▶ **DIRECTION**
Pictures in the records should not be copied, but every other part must be repeated exactly.
[Start of RECORD EXCERPTS]
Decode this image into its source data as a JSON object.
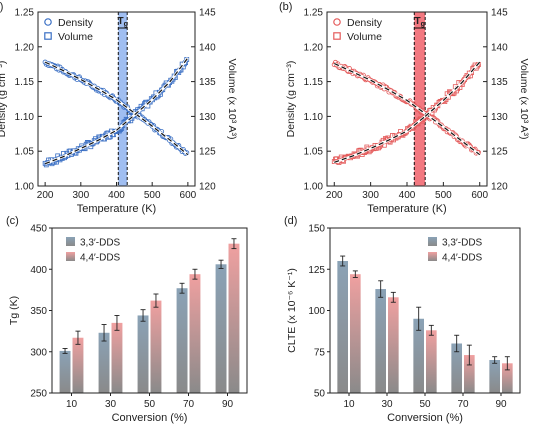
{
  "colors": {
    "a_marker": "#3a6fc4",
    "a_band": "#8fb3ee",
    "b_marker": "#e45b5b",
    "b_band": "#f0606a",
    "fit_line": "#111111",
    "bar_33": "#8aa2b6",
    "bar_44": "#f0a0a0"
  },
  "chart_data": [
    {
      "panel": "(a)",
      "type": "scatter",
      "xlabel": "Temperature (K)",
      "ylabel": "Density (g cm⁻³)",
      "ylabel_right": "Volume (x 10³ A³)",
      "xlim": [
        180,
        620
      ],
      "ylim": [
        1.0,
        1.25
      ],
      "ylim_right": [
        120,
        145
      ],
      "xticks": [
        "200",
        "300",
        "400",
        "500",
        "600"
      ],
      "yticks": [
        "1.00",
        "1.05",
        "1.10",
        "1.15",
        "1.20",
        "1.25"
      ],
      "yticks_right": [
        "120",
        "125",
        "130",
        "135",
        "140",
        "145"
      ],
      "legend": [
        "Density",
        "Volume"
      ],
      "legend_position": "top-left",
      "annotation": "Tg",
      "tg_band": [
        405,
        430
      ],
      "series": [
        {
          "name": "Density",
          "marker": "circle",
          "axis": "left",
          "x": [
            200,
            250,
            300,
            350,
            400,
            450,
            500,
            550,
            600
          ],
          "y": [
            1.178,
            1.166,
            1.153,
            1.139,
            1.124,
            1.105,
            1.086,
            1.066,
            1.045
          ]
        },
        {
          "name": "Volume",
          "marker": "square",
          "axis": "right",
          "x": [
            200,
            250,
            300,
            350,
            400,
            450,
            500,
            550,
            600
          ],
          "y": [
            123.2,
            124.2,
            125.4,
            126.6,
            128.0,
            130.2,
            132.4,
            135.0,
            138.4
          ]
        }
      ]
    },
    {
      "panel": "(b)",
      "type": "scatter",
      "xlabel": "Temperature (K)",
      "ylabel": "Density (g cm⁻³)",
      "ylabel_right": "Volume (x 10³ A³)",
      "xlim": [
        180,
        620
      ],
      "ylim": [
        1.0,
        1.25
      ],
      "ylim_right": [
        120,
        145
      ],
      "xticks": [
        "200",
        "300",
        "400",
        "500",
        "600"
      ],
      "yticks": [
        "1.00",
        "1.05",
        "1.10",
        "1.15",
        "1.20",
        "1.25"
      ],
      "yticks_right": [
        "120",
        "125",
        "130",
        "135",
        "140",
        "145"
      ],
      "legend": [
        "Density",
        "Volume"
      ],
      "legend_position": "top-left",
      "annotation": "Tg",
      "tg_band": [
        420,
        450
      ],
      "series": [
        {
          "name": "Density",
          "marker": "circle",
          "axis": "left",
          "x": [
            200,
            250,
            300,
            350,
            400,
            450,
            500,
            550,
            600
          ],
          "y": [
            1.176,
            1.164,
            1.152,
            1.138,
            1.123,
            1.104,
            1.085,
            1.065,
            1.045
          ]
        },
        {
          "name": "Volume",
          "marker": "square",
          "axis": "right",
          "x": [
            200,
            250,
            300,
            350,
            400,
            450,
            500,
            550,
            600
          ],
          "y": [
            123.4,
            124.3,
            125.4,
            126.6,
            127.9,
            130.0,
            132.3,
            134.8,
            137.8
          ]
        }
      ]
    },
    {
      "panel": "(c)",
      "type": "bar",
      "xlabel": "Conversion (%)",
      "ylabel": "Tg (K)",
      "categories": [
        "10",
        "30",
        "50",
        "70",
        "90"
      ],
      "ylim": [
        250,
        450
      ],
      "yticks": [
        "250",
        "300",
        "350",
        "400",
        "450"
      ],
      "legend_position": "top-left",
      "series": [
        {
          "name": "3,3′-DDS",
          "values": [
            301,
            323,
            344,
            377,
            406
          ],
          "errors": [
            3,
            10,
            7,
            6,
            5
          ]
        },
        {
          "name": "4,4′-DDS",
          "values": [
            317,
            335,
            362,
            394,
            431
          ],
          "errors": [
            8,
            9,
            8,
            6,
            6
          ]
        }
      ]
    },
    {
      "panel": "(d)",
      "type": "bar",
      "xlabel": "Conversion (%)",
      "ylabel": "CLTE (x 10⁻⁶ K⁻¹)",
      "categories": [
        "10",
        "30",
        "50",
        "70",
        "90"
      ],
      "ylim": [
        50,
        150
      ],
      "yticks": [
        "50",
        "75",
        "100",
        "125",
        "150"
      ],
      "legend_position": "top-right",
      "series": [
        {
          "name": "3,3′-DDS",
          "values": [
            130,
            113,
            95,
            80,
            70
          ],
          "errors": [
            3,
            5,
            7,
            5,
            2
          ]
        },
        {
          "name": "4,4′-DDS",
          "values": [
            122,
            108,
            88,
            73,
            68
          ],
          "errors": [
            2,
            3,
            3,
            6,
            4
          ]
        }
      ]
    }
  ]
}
[End of RECORD EXCERPTS]
▶ **THE RESULT**
Decode this image into its source data as a JSON object.
{
  "colors": {
    "a_marker": "#3a6fc4",
    "a_band": "#8fb3ee",
    "b_marker": "#e45b5b",
    "b_band": "#f0606a",
    "fit_line": "#111111",
    "bar_33": "#8aa2b6",
    "bar_44": "#f0a0a0"
  },
  "chart_data": [
    {
      "panel": "(a)",
      "type": "scatter",
      "xlabel": "Temperature (K)",
      "ylabel": "Density (g cm⁻³)",
      "ylabel_right": "Volume (x 10³ A³)",
      "xlim": [
        180,
        620
      ],
      "ylim": [
        1.0,
        1.25
      ],
      "ylim_right": [
        120,
        145
      ],
      "xticks": [
        "200",
        "300",
        "400",
        "500",
        "600"
      ],
      "yticks": [
        "1.00",
        "1.05",
        "1.10",
        "1.15",
        "1.20",
        "1.25"
      ],
      "yticks_right": [
        "120",
        "125",
        "130",
        "135",
        "140",
        "145"
      ],
      "legend": [
        "Density",
        "Volume"
      ],
      "legend_position": "top-left",
      "annotation": "Tg",
      "tg_band": [
        405,
        430
      ],
      "series": [
        {
          "name": "Density",
          "marker": "circle",
          "axis": "left",
          "x": [
            200,
            250,
            300,
            350,
            400,
            450,
            500,
            550,
            600
          ],
          "y": [
            1.178,
            1.166,
            1.153,
            1.139,
            1.124,
            1.105,
            1.086,
            1.066,
            1.045
          ]
        },
        {
          "name": "Volume",
          "marker": "square",
          "axis": "right",
          "x": [
            200,
            250,
            300,
            350,
            400,
            450,
            500,
            550,
            600
          ],
          "y": [
            123.2,
            124.2,
            125.4,
            126.6,
            128.0,
            130.2,
            132.4,
            135.0,
            138.4
          ]
        }
      ]
    },
    {
      "panel": "(b)",
      "type": "scatter",
      "xlabel": "Temperature (K)",
      "ylabel": "Density (g cm⁻³)",
      "ylabel_right": "Volume (x 10³ A³)",
      "xlim": [
        180,
        620
      ],
      "ylim": [
        1.0,
        1.25
      ],
      "ylim_right": [
        120,
        145
      ],
      "xticks": [
        "200",
        "300",
        "400",
        "500",
        "600"
      ],
      "yticks": [
        "1.00",
        "1.05",
        "1.10",
        "1.15",
        "1.20",
        "1.25"
      ],
      "yticks_right": [
        "120",
        "125",
        "130",
        "135",
        "140",
        "145"
      ],
      "legend": [
        "Density",
        "Volume"
      ],
      "legend_position": "top-left",
      "annotation": "Tg",
      "tg_band": [
        420,
        450
      ],
      "series": [
        {
          "name": "Density",
          "marker": "circle",
          "axis": "left",
          "x": [
            200,
            250,
            300,
            350,
            400,
            450,
            500,
            550,
            600
          ],
          "y": [
            1.176,
            1.164,
            1.152,
            1.138,
            1.123,
            1.104,
            1.085,
            1.065,
            1.045
          ]
        },
        {
          "name": "Volume",
          "marker": "square",
          "axis": "right",
          "x": [
            200,
            250,
            300,
            350,
            400,
            450,
            500,
            550,
            600
          ],
          "y": [
            123.4,
            124.3,
            125.4,
            126.6,
            127.9,
            130.0,
            132.3,
            134.8,
            137.8
          ]
        }
      ]
    },
    {
      "panel": "(c)",
      "type": "bar",
      "xlabel": "Conversion (%)",
      "ylabel": "Tg (K)",
      "categories": [
        "10",
        "30",
        "50",
        "70",
        "90"
      ],
      "ylim": [
        250,
        450
      ],
      "yticks": [
        "250",
        "300",
        "350",
        "400",
        "450"
      ],
      "legend_position": "top-left",
      "series": [
        {
          "name": "3,3′-DDS",
          "values": [
            301,
            323,
            344,
            377,
            406
          ],
          "errors": [
            3,
            10,
            7,
            6,
            5
          ]
        },
        {
          "name": "4,4′-DDS",
          "values": [
            317,
            335,
            362,
            394,
            431
          ],
          "errors": [
            8,
            9,
            8,
            6,
            6
          ]
        }
      ]
    },
    {
      "panel": "(d)",
      "type": "bar",
      "xlabel": "Conversion (%)",
      "ylabel": "CLTE (x 10⁻⁶ K⁻¹)",
      "categories": [
        "10",
        "30",
        "50",
        "70",
        "90"
      ],
      "ylim": [
        50,
        150
      ],
      "yticks": [
        "50",
        "75",
        "100",
        "125",
        "150"
      ],
      "legend_position": "top-right",
      "series": [
        {
          "name": "3,3′-DDS",
          "values": [
            130,
            113,
            95,
            80,
            70
          ],
          "errors": [
            3,
            5,
            7,
            5,
            2
          ]
        },
        {
          "name": "4,4′-DDS",
          "values": [
            122,
            108,
            88,
            73,
            68
          ],
          "errors": [
            2,
            3,
            3,
            6,
            4
          ]
        }
      ]
    }
  ]
}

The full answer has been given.